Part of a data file
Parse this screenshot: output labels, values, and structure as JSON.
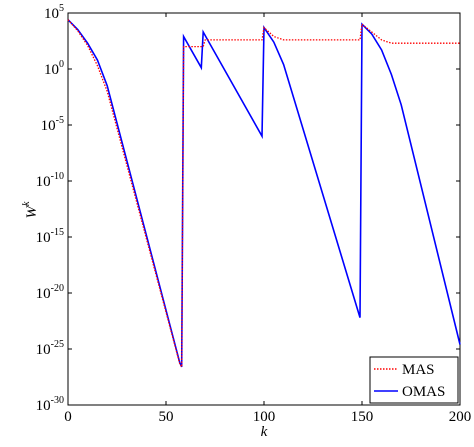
{
  "chart_data": {
    "type": "line",
    "yscale": "log",
    "xlabel": "k",
    "ylabel": "W^k",
    "xlim": [
      0,
      200
    ],
    "xticks": [
      0,
      50,
      100,
      150,
      200
    ],
    "ylim": [
      1e-30,
      100000
    ],
    "yticks": [
      {
        "value": 100000,
        "label": "10^5"
      },
      {
        "value": 1,
        "label": "10^0"
      },
      {
        "value": 1e-05,
        "label": "10^-5"
      },
      {
        "value": 1e-10,
        "label": "10^-10"
      },
      {
        "value": 1e-15,
        "label": "10^-15"
      },
      {
        "value": 1e-20,
        "label": "10^-20"
      },
      {
        "value": 1e-25,
        "label": "10^-25"
      },
      {
        "value": 1e-30,
        "label": "10^-30"
      }
    ],
    "legend": "lower right",
    "series": [
      {
        "name": "MAS",
        "color": "#ff0000",
        "dash": "dotted",
        "x": [
          0,
          5,
          10,
          15,
          20,
          57,
          58,
          59,
          69,
          70,
          99,
          100,
          105,
          110,
          149,
          150,
          155,
          160,
          165,
          200
        ],
        "values": [
          25000,
          2500,
          125,
          2,
          0.01,
          5e-27,
          2.5e-27,
          100,
          100,
          400,
          400,
          5000,
          800,
          400,
          400,
          10000,
          2000,
          400,
          200,
          200
        ]
      },
      {
        "name": "OMAS",
        "color": "#0000ff",
        "dash": "solid",
        "x": [
          0,
          5,
          10,
          15,
          20,
          57,
          58,
          59,
          68,
          69,
          99,
          100,
          105,
          110,
          149,
          150,
          155,
          160,
          165,
          170,
          200
        ],
        "values": [
          25000,
          3200,
          200,
          6.3,
          0.032,
          6.3e-27,
          2.5e-27,
          800,
          1.3,
          2000,
          1e-06,
          5000,
          250,
          2.5,
          6.3e-23,
          10000,
          1300,
          50,
          0.32,
          0.00063,
          2.5e-25
        ]
      }
    ]
  }
}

Directions for this task:
Make an exact copy of all the material, but keep the pictures out of it.

Reply:
Parse this screenshot: output labels, values, and structure as JSON.
{
  "chart_data": {
    "type": "line",
    "yscale": "log",
    "xlabel": "k",
    "ylabel": "W^k",
    "xlim": [
      0,
      200
    ],
    "xticks": [
      0,
      50,
      100,
      150,
      200
    ],
    "ylim": [
      1e-30,
      100000
    ],
    "yticks": [
      {
        "value": 100000,
        "label": "10^5"
      },
      {
        "value": 1,
        "label": "10^0"
      },
      {
        "value": 1e-05,
        "label": "10^-5"
      },
      {
        "value": 1e-10,
        "label": "10^-10"
      },
      {
        "value": 1e-15,
        "label": "10^-15"
      },
      {
        "value": 1e-20,
        "label": "10^-20"
      },
      {
        "value": 1e-25,
        "label": "10^-25"
      },
      {
        "value": 1e-30,
        "label": "10^-30"
      }
    ],
    "legend": "lower right",
    "series": [
      {
        "name": "MAS",
        "color": "#ff0000",
        "dash": "dotted",
        "x": [
          0,
          5,
          10,
          15,
          20,
          57,
          58,
          59,
          69,
          70,
          99,
          100,
          105,
          110,
          149,
          150,
          155,
          160,
          165,
          200
        ],
        "values": [
          25000,
          2500,
          125,
          2,
          0.01,
          5e-27,
          2.5e-27,
          100,
          100,
          400,
          400,
          5000,
          800,
          400,
          400,
          10000,
          2000,
          400,
          200,
          200
        ]
      },
      {
        "name": "OMAS",
        "color": "#0000ff",
        "dash": "solid",
        "x": [
          0,
          5,
          10,
          15,
          20,
          57,
          58,
          59,
          68,
          69,
          99,
          100,
          105,
          110,
          149,
          150,
          155,
          160,
          165,
          170,
          200
        ],
        "values": [
          25000,
          3200,
          200,
          6.3,
          0.032,
          6.3e-27,
          2.5e-27,
          800,
          1.3,
          2000,
          1e-06,
          5000,
          250,
          2.5,
          6.3e-23,
          10000,
          1300,
          50,
          0.32,
          0.00063,
          2.5e-25
        ]
      }
    ]
  }
}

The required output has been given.